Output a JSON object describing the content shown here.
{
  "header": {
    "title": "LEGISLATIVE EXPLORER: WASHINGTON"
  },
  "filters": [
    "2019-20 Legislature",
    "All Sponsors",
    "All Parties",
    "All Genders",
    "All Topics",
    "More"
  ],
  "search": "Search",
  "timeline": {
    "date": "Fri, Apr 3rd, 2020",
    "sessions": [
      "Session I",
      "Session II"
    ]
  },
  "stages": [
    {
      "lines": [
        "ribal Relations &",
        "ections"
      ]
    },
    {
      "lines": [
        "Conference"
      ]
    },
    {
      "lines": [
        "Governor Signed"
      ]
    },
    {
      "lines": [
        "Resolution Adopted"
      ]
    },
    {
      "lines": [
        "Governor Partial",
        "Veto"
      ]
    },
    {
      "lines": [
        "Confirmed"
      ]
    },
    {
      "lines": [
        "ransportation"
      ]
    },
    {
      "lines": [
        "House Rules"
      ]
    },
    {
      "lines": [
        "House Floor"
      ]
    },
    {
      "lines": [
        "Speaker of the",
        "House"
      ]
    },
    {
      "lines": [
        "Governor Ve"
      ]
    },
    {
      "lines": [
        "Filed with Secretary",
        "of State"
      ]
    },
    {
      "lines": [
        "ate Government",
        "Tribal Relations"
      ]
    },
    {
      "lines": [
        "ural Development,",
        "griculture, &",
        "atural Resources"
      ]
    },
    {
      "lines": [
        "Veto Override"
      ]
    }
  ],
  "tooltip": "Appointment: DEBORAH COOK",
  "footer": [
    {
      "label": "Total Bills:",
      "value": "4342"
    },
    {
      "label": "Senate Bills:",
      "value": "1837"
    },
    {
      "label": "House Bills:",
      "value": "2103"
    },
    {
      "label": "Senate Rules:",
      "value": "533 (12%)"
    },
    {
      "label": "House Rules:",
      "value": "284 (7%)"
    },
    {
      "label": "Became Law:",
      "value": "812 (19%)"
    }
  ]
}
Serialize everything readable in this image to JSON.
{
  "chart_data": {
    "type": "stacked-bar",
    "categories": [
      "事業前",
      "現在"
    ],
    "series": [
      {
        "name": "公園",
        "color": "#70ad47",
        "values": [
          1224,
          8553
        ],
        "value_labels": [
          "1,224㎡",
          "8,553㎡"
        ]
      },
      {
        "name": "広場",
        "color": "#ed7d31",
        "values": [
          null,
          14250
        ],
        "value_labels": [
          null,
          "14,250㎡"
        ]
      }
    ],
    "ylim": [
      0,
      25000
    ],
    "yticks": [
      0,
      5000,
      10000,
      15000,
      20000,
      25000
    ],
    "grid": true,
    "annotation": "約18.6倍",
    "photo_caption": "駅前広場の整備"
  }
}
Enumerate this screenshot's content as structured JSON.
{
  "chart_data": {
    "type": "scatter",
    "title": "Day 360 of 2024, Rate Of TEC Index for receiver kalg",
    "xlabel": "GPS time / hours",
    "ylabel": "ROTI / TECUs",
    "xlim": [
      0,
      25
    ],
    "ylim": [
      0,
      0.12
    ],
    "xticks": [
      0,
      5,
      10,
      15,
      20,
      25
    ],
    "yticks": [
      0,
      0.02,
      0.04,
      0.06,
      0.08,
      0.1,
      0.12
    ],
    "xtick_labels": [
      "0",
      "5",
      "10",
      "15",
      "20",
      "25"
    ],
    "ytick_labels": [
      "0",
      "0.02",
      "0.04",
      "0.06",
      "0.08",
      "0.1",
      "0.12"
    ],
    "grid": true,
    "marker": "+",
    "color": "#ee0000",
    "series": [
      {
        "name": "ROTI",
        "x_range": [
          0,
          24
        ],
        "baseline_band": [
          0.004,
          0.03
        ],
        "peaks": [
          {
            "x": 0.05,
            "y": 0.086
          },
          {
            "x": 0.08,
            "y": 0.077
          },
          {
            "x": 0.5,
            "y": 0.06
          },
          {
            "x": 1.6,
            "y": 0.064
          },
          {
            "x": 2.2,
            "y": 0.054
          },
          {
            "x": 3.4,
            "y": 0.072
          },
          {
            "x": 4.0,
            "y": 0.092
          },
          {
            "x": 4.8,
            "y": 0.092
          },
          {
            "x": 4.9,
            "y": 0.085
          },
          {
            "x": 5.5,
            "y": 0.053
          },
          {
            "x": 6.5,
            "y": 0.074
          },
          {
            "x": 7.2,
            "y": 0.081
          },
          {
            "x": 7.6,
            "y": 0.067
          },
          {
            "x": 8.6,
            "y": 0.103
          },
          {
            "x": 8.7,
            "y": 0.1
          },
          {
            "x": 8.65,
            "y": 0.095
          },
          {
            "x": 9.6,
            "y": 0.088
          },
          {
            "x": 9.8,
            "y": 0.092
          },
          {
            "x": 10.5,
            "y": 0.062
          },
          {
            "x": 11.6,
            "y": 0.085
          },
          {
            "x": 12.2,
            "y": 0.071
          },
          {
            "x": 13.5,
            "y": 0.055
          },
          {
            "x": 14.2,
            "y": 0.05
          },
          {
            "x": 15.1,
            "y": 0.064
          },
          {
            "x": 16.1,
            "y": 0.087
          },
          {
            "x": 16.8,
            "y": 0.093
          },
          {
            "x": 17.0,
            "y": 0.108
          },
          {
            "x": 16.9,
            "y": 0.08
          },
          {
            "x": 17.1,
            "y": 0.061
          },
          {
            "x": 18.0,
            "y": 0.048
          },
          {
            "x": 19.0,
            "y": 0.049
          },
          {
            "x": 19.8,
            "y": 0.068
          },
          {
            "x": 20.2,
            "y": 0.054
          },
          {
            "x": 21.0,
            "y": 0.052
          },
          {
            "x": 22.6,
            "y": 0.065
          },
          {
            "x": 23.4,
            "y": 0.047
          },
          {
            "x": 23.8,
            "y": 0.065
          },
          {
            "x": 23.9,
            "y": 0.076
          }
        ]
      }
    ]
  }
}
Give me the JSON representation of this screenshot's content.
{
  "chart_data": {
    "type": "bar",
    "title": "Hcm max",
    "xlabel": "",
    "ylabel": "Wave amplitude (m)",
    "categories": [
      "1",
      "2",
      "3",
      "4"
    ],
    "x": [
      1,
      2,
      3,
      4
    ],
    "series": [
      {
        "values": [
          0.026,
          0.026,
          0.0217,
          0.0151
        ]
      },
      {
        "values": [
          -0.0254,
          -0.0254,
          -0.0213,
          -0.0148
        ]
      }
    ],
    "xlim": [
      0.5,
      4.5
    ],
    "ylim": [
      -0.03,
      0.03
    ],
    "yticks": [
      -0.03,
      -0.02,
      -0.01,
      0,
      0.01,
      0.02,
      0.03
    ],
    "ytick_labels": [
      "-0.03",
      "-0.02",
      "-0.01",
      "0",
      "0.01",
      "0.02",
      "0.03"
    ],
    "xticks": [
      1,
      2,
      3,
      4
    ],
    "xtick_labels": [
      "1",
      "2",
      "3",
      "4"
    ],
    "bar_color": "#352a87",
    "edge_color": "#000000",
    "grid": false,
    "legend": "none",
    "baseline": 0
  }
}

☆ ☆ ☆ ☆

Aim: Extract all lines as given.

Exercise output:
Output a JSON object describing the content shown here.
{
  "header": {
    "title": "LEGISLATIVE EXPLORER: WASHINGTON"
  },
  "filters": [
    "2019-20 Legislature",
    "All Sponsors",
    "All Parties",
    "All Genders",
    "All Topics",
    "More"
  ],
  "search": "Search",
  "timeline": {
    "date": "Fri, Apr 3rd, 2020",
    "sessions": [
      "Session I",
      "Session II"
    ]
  },
  "stages": [
    {
      "lines": [
        "ribal Relations &",
        "ections"
      ]
    },
    {
      "lines": [
        "Conference"
      ]
    },
    {
      "lines": [
        "Governor Signed"
      ]
    },
    {
      "lines": [
        "Resolution Adopted"
      ]
    },
    {
      "lines": [
        "Governor Partial",
        "Veto"
      ]
    },
    {
      "lines": [
        "Confirmed"
      ]
    },
    {
      "lines": [
        "ransportation"
      ]
    },
    {
      "lines": [
        "House Rules"
      ]
    },
    {
      "lines": [
        "House Floor"
      ]
    },
    {
      "lines": [
        "Speaker of the",
        "House"
      ]
    },
    {
      "lines": [
        "Governor Ve"
      ]
    },
    {
      "lines": [
        "Filed with Secretary",
        "of State"
      ]
    },
    {
      "lines": [
        "ate Government",
        "Tribal Relations"
      ]
    },
    {
      "lines": [
        "ural Development,",
        "griculture, &",
        "atural Resources"
      ]
    },
    {
      "lines": [
        "Veto Override"
      ]
    }
  ],
  "tooltip": "Appointment: DEBORAH COOK",
  "footer": [
    {
      "label": "Total Bills:",
      "value": "4342"
    },
    {
      "label": "Senate Bills:",
      "value": "1837"
    },
    {
      "label": "House Bills:",
      "value": "2103"
    },
    {
      "label": "Senate Rules:",
      "value": "533 (12%)"
    },
    {
      "label": "House Rules:",
      "value": "284 (7%)"
    },
    {
      "label": "Became Law:",
      "value": "812 (19%)"
    }
  ]
}
Serialize everything readable in this image to JSON.
{
  "chart_data": {
    "type": "stacked-bar",
    "categories": [
      "事業前",
      "現在"
    ],
    "series": [
      {
        "name": "公園",
        "color": "#70ad47",
        "values": [
          1224,
          8553
        ],
        "value_labels": [
          "1,224㎡",
          "8,553㎡"
        ]
      },
      {
        "name": "広場",
        "color": "#ed7d31",
        "values": [
          null,
          14250
        ],
        "value_labels": [
          null,
          "14,250㎡"
        ]
      }
    ],
    "ylim": [
      0,
      25000
    ],
    "yticks": [
      0,
      5000,
      10000,
      15000,
      20000,
      25000
    ],
    "grid": true,
    "annotation": "約18.6倍",
    "photo_caption": "駅前広場の整備"
  }
}
Enumerate this screenshot's content as structured JSON.
{
  "chart_data": {
    "type": "scatter",
    "title": "Day 360 of 2024, Rate Of TEC Index for receiver kalg",
    "xlabel": "GPS time / hours",
    "ylabel": "ROTI / TECUs",
    "xlim": [
      0,
      25
    ],
    "ylim": [
      0,
      0.12
    ],
    "xticks": [
      0,
      5,
      10,
      15,
      20,
      25
    ],
    "yticks": [
      0,
      0.02,
      0.04,
      0.06,
      0.08,
      0.1,
      0.12
    ],
    "xtick_labels": [
      "0",
      "5",
      "10",
      "15",
      "20",
      "25"
    ],
    "ytick_labels": [
      "0",
      "0.02",
      "0.04",
      "0.06",
      "0.08",
      "0.1",
      "0.12"
    ],
    "grid": true,
    "marker": "+",
    "color": "#ee0000",
    "series": [
      {
        "name": "ROTI",
        "x_range": [
          0,
          24
        ],
        "baseline_band": [
          0.004,
          0.03
        ],
        "peaks": [
          {
            "x": 0.05,
            "y": 0.086
          },
          {
            "x": 0.08,
            "y": 0.077
          },
          {
            "x": 0.5,
            "y": 0.06
          },
          {
            "x": 1.6,
            "y": 0.064
          },
          {
            "x": 2.2,
            "y": 0.054
          },
          {
            "x": 3.4,
            "y": 0.072
          },
          {
            "x": 4.0,
            "y": 0.092
          },
          {
            "x": 4.8,
            "y": 0.092
          },
          {
            "x": 4.9,
            "y": 0.085
          },
          {
            "x": 5.5,
            "y": 0.053
          },
          {
            "x": 6.5,
            "y": 0.074
          },
          {
            "x": 7.2,
            "y": 0.081
          },
          {
            "x": 7.6,
            "y": 0.067
          },
          {
            "x": 8.6,
            "y": 0.103
          },
          {
            "x": 8.7,
            "y": 0.1
          },
          {
            "x": 8.65,
            "y": 0.095
          },
          {
            "x": 9.6,
            "y": 0.088
          },
          {
            "x": 9.8,
            "y": 0.092
          },
          {
            "x": 10.5,
            "y": 0.062
          },
          {
            "x": 11.6,
            "y": 0.085
          },
          {
            "x": 12.2,
            "y": 0.071
          },
          {
            "x": 13.5,
            "y": 0.055
          },
          {
            "x": 14.2,
            "y": 0.05
          },
          {
            "x": 15.1,
            "y": 0.064
          },
          {
            "x": 16.1,
            "y": 0.087
          },
          {
            "x": 16.8,
            "y": 0.093
          },
          {
            "x": 17.0,
            "y": 0.108
          },
          {
            "x": 16.9,
            "y": 0.08
          },
          {
            "x": 17.1,
            "y": 0.061
          },
          {
            "x": 18.0,
            "y": 0.048
          },
          {
            "x": 19.0,
            "y": 0.049
          },
          {
            "x": 19.8,
            "y": 0.068
          },
          {
            "x": 20.2,
            "y": 0.054
          },
          {
            "x": 21.0,
            "y": 0.052
          },
          {
            "x": 22.6,
            "y": 0.065
          },
          {
            "x": 23.4,
            "y": 0.047
          },
          {
            "x": 23.8,
            "y": 0.065
          },
          {
            "x": 23.9,
            "y": 0.076
          }
        ]
      }
    ]
  }
}
Give me the JSON representation of this screenshot's content.
{
  "chart_data": {
    "type": "bar",
    "title": "Hcm max",
    "xlabel": "",
    "ylabel": "Wave amplitude (m)",
    "categories": [
      "1",
      "2",
      "3",
      "4"
    ],
    "x": [
      1,
      2,
      3,
      4
    ],
    "series": [
      {
        "values": [
          0.026,
          0.026,
          0.0217,
          0.0151
        ]
      },
      {
        "values": [
          -0.0254,
          -0.0254,
          -0.0213,
          -0.0148
        ]
      }
    ],
    "xlim": [
      0.5,
      4.5
    ],
    "ylim": [
      -0.03,
      0.03
    ],
    "yticks": [
      -0.03,
      -0.02,
      -0.01,
      0,
      0.01,
      0.02,
      0.03
    ],
    "ytick_labels": [
      "-0.03",
      "-0.02",
      "-0.01",
      "0",
      "0.01",
      "0.02",
      "0.03"
    ],
    "xticks": [
      1,
      2,
      3,
      4
    ],
    "xtick_labels": [
      "1",
      "2",
      "3",
      "4"
    ],
    "bar_color": "#352a87",
    "edge_color": "#000000",
    "grid": false,
    "legend": "none",
    "baseline": 0
  }
}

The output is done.